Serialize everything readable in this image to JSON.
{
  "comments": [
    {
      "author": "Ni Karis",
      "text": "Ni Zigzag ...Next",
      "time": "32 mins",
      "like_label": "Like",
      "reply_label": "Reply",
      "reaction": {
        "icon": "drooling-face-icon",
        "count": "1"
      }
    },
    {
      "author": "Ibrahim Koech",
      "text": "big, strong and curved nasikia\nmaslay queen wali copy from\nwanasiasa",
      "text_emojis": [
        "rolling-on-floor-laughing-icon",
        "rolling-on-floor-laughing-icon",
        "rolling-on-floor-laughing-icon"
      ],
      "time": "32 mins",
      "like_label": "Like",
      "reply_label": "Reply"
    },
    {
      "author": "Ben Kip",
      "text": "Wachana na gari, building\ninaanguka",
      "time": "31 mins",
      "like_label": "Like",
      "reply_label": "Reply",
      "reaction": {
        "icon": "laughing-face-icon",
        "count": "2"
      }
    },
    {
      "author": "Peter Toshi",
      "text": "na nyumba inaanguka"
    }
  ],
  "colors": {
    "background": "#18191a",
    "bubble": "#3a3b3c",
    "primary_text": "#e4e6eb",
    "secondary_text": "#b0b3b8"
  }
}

________________________________________

YOUR INSTRUCTIONS: Lines that hold "icon" are the ones to copy; find all of them.

RESULT FOR THIS EXERCISE:
        "icon": "drooling-face-icon",
        "rolling-on-floor-laughing-icon",
        "rolling-on-floor-laughing-icon",
        "rolling-on-floor-laughing-icon"
        "icon": "laughing-face-icon",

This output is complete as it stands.